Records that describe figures
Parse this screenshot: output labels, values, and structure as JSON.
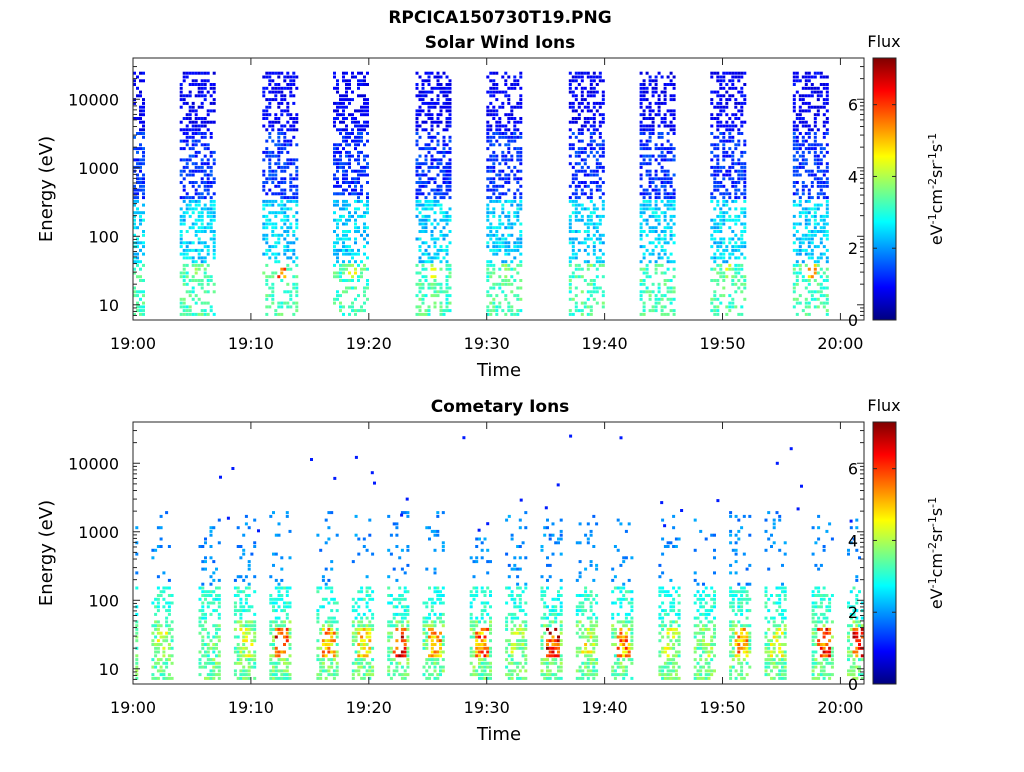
{
  "figure_title": "RPCICA150730T19.PNG",
  "colorscale": [
    "#00007f",
    "#0000ff",
    "#007fff",
    "#00ffff",
    "#7fff7f",
    "#ffff00",
    "#ff7f00",
    "#ff0000",
    "#7f0000"
  ],
  "chart_data": [
    {
      "type": "heatmap",
      "title": "Solar Wind Ions",
      "xlabel": "Time",
      "ylabel": "Energy (eV)",
      "x_ticks": [
        "19:00",
        "19:10",
        "19:20",
        "19:30",
        "19:40",
        "19:50",
        "20:00"
      ],
      "y_ticks": [
        "10",
        "100",
        "1000",
        "10000"
      ],
      "yscale": "log",
      "ylim": [
        6,
        40000
      ],
      "xlim": [
        "19:00",
        "20:02"
      ],
      "colorbar": {
        "title": "Flux",
        "label": "eV-1cm-2sr-1s-1",
        "ticks": [
          "0",
          "2",
          "4",
          "6"
        ],
        "range": [
          0,
          7.3
        ]
      },
      "bursts": [
        {
          "time": "19:00",
          "peak_flux": 4.2
        },
        {
          "time": "19:06",
          "peak_flux": 4.0
        },
        {
          "time": "19:13",
          "peak_flux": 6.2
        },
        {
          "time": "19:19",
          "peak_flux": 4.8
        },
        {
          "time": "19:26",
          "peak_flux": 5.2
        },
        {
          "time": "19:32",
          "peak_flux": 4.0
        },
        {
          "time": "19:39",
          "peak_flux": 4.5
        },
        {
          "time": "19:45",
          "peak_flux": 3.8
        },
        {
          "time": "19:51",
          "peak_flux": 4.6
        },
        {
          "time": "19:58",
          "peak_flux": 5.6
        }
      ]
    },
    {
      "type": "heatmap",
      "title": "Cometary Ions",
      "xlabel": "Time",
      "ylabel": "Energy (eV)",
      "x_ticks": [
        "19:00",
        "19:10",
        "19:20",
        "19:30",
        "19:40",
        "19:50",
        "20:00"
      ],
      "y_ticks": [
        "10",
        "100",
        "1000",
        "10000"
      ],
      "yscale": "log",
      "ylim": [
        6,
        40000
      ],
      "xlim": [
        "19:00",
        "20:02"
      ],
      "colorbar": {
        "title": "Flux",
        "label": "eV-1cm-2sr-1s-1",
        "ticks": [
          "0",
          "2",
          "4",
          "6"
        ],
        "range": [
          0,
          7.3
        ]
      },
      "bursts": [
        {
          "time": "19:00",
          "peak_flux": 4.5
        },
        {
          "time": "19:03",
          "peak_flux": 4.8
        },
        {
          "time": "19:07",
          "peak_flux": 4.0
        },
        {
          "time": "19:10",
          "peak_flux": 4.8
        },
        {
          "time": "19:13",
          "peak_flux": 7.0
        },
        {
          "time": "19:17",
          "peak_flux": 6.0
        },
        {
          "time": "19:20",
          "peak_flux": 5.5
        },
        {
          "time": "19:23",
          "peak_flux": 7.2
        },
        {
          "time": "19:26",
          "peak_flux": 6.0
        },
        {
          "time": "19:30",
          "peak_flux": 6.5
        },
        {
          "time": "19:33",
          "peak_flux": 4.5
        },
        {
          "time": "19:36",
          "peak_flux": 7.3
        },
        {
          "time": "19:39",
          "peak_flux": 5.0
        },
        {
          "time": "19:42",
          "peak_flux": 6.2
        },
        {
          "time": "19:46",
          "peak_flux": 4.8
        },
        {
          "time": "19:49",
          "peak_flux": 4.5
        },
        {
          "time": "19:52",
          "peak_flux": 6.0
        },
        {
          "time": "19:55",
          "peak_flux": 5.0
        },
        {
          "time": "19:59",
          "peak_flux": 7.0
        },
        {
          "time": "20:02",
          "peak_flux": 7.2
        }
      ]
    }
  ]
}
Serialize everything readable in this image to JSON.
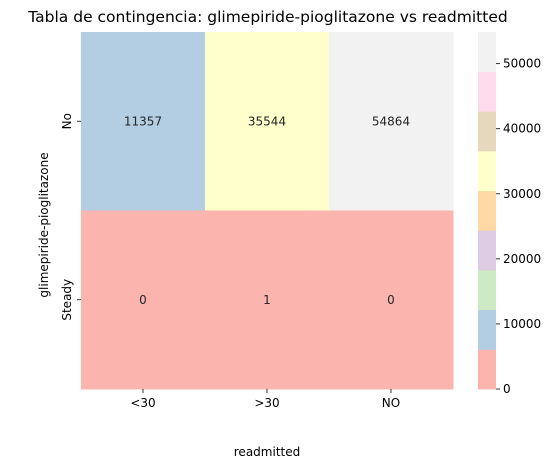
{
  "chart_data": {
    "type": "heatmap",
    "title": "Tabla de contingencia: glimepiride-pioglitazone vs readmitted",
    "xlabel": "readmitted",
    "ylabel": "glimepiride-pioglitazone",
    "x_categories": [
      "<30",
      ">30",
      "NO"
    ],
    "y_categories": [
      "No",
      "Steady"
    ],
    "values": [
      [
        11357,
        35544,
        54864
      ],
      [
        0,
        1,
        0
      ]
    ],
    "colormap": "Pastel1",
    "colorbar": {
      "vmin": 0,
      "vmax": 54864,
      "ticks": [
        "0",
        "10000",
        "20000",
        "30000",
        "40000",
        "50000"
      ],
      "tick_values": [
        0,
        10000,
        20000,
        30000,
        40000,
        50000
      ],
      "colors": [
        "#fbb4ae",
        "#b3cde3",
        "#ccebc5",
        "#decbe4",
        "#fed9a6",
        "#ffffcc",
        "#e5d8bd",
        "#fddaec",
        "#f2f2f2"
      ]
    },
    "grid": false,
    "legend": "colorbar-right"
  }
}
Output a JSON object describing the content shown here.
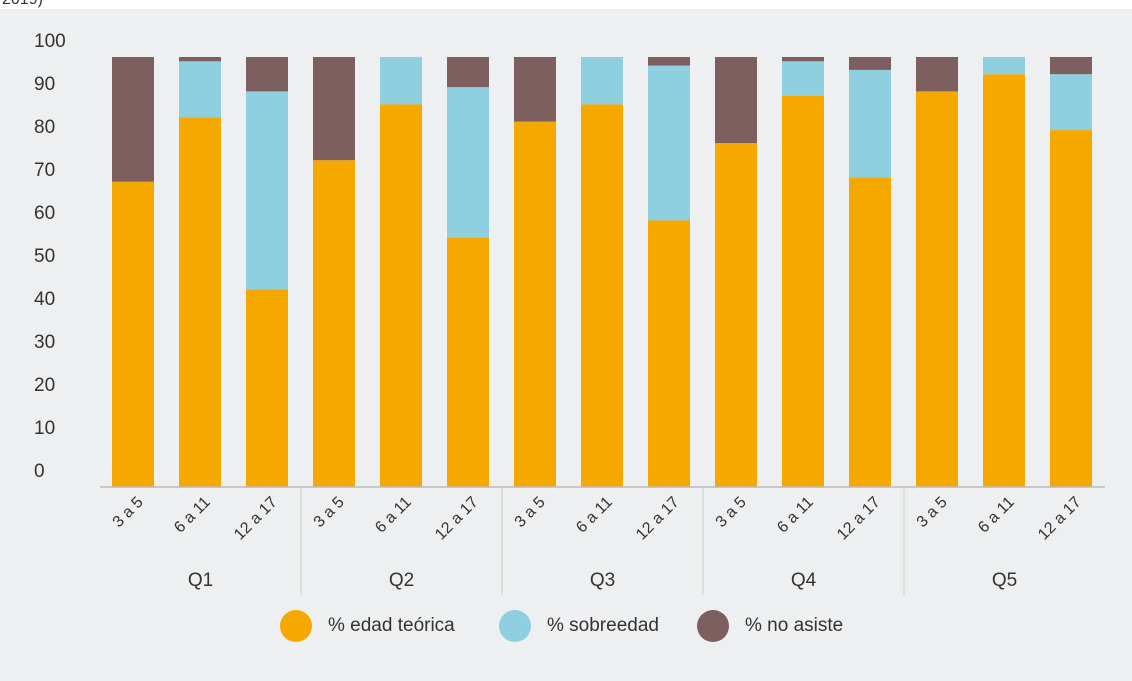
{
  "chart_data": {
    "type": "stacked_bar",
    "subtitle": "2019)",
    "groups": [
      "Q1",
      "Q2",
      "Q3",
      "Q4",
      "Q5"
    ],
    "categories": [
      "3 a 5",
      "6 a 11",
      "12 a 17",
      "3 a 5",
      "6 a 11",
      "12 a 17",
      "3 a 5",
      "6 a 11",
      "12 a 17",
      "3 a 5",
      "6 a 11",
      "12 a 17",
      "3 a 5",
      "6 a 11",
      "12 a 17"
    ],
    "series": [
      {
        "name": "% edad teórica",
        "color": "#f5a800",
        "values": [
          71,
          86,
          46,
          76,
          89,
          58,
          85,
          89,
          62,
          80,
          91,
          72,
          92,
          96,
          83
        ]
      },
      {
        "name": "% sobreedad",
        "color": "#8fd0e0",
        "values": [
          0,
          13,
          46,
          0,
          11,
          35,
          0,
          11,
          36,
          0,
          8,
          25,
          0,
          4,
          13
        ]
      },
      {
        "name": "% no asiste",
        "color": "#7d5f60",
        "values": [
          29,
          1,
          8,
          24,
          0,
          7,
          15,
          0,
          2,
          20,
          1,
          3,
          8,
          0,
          4
        ]
      }
    ],
    "ylim": [
      0,
      100
    ],
    "yticks": [
      0,
      10,
      20,
      30,
      40,
      50,
      60,
      70,
      80,
      90,
      100
    ],
    "grid": false,
    "legend": "bottom"
  }
}
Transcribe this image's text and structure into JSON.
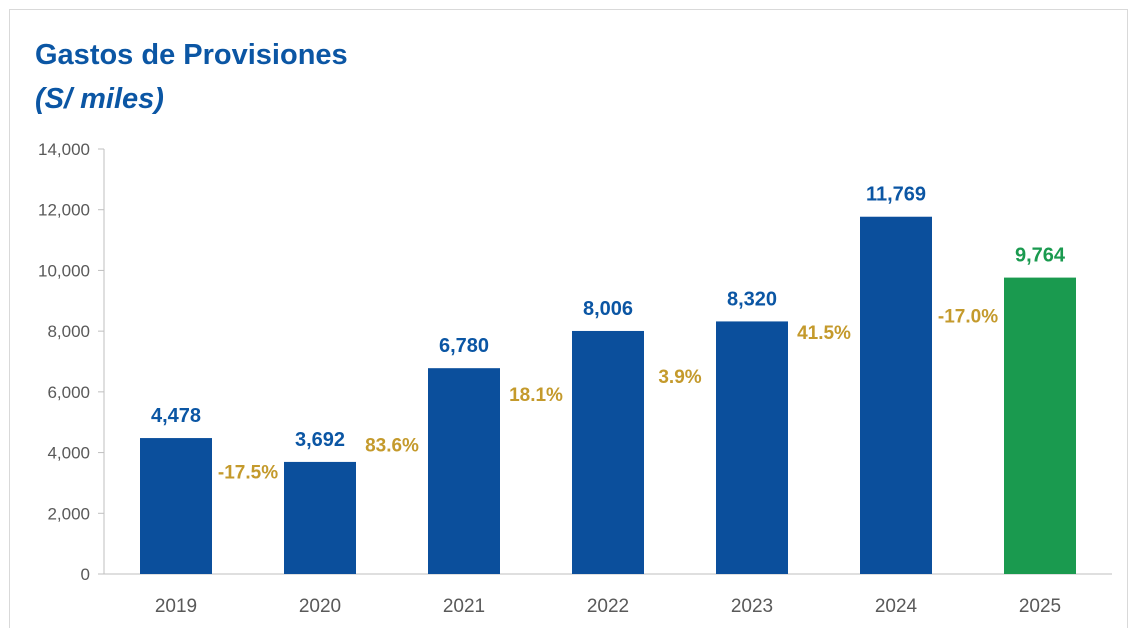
{
  "chart_data": {
    "type": "bar",
    "title": "Gastos de Provisiones",
    "subtitle": "(S/ miles)",
    "categories": [
      "2019",
      "2020",
      "2021",
      "2022",
      "2023",
      "2024",
      "2025"
    ],
    "values": [
      4478,
      3692,
      6780,
      8006,
      8320,
      11769,
      9764
    ],
    "value_labels": [
      "4,478",
      "3,692",
      "6,780",
      "8,006",
      "8,320",
      "11,769",
      "9,764"
    ],
    "growth_labels": [
      "-17.5%",
      "83.6%",
      "18.1%",
      "3.9%",
      "41.5%",
      "-17.0%"
    ],
    "ylim": [
      0,
      14000
    ],
    "yticks": [
      0,
      2000,
      4000,
      6000,
      8000,
      10000,
      12000,
      14000
    ],
    "ytick_labels": [
      "0",
      "2,000",
      "4,000",
      "6,000",
      "8,000",
      "10,000",
      "12,000",
      "14,000"
    ],
    "xlabel": "",
    "ylabel": "",
    "grid": false,
    "legend": "none",
    "colors": {
      "bar": "#0b4f9c",
      "bar_highlight": "#1a9a4f",
      "value_label": "#0b56a4",
      "value_label_highlight": "#1a9a4f",
      "growth_label": "#c49a2c",
      "axis": "#bfbfbf",
      "tick_text": "#595959"
    }
  }
}
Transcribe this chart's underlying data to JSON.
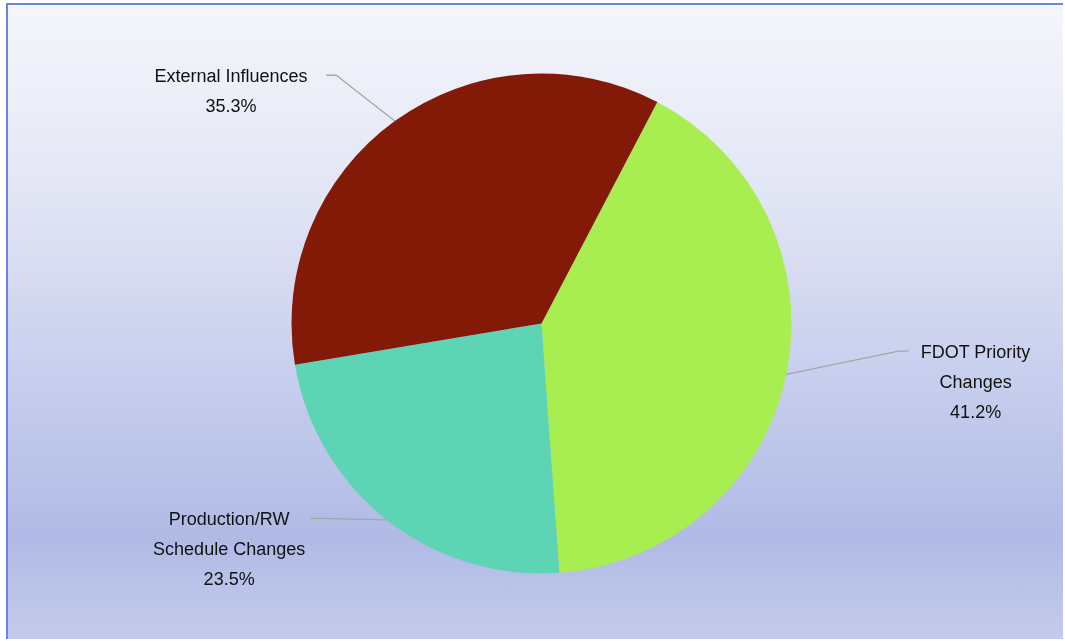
{
  "chart_data": {
    "type": "pie",
    "categories": [
      "FDOT Priority Changes",
      "Production/RW Schedule Changes",
      "External Influences"
    ],
    "values": [
      41.2,
      23.5,
      35.3
    ],
    "colors": [
      "#a8ee50",
      "#5dd4b3",
      "#821a07"
    ],
    "value_labels": [
      "41.2%",
      "23.5%",
      "35.3%"
    ]
  }
}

#### [PROBLEM]
Extract lines where the string "Ions" occurs.

#### [RESULT BELOW]
      "title": "Solar Wind Ions",
      "title": "Cometary Ions",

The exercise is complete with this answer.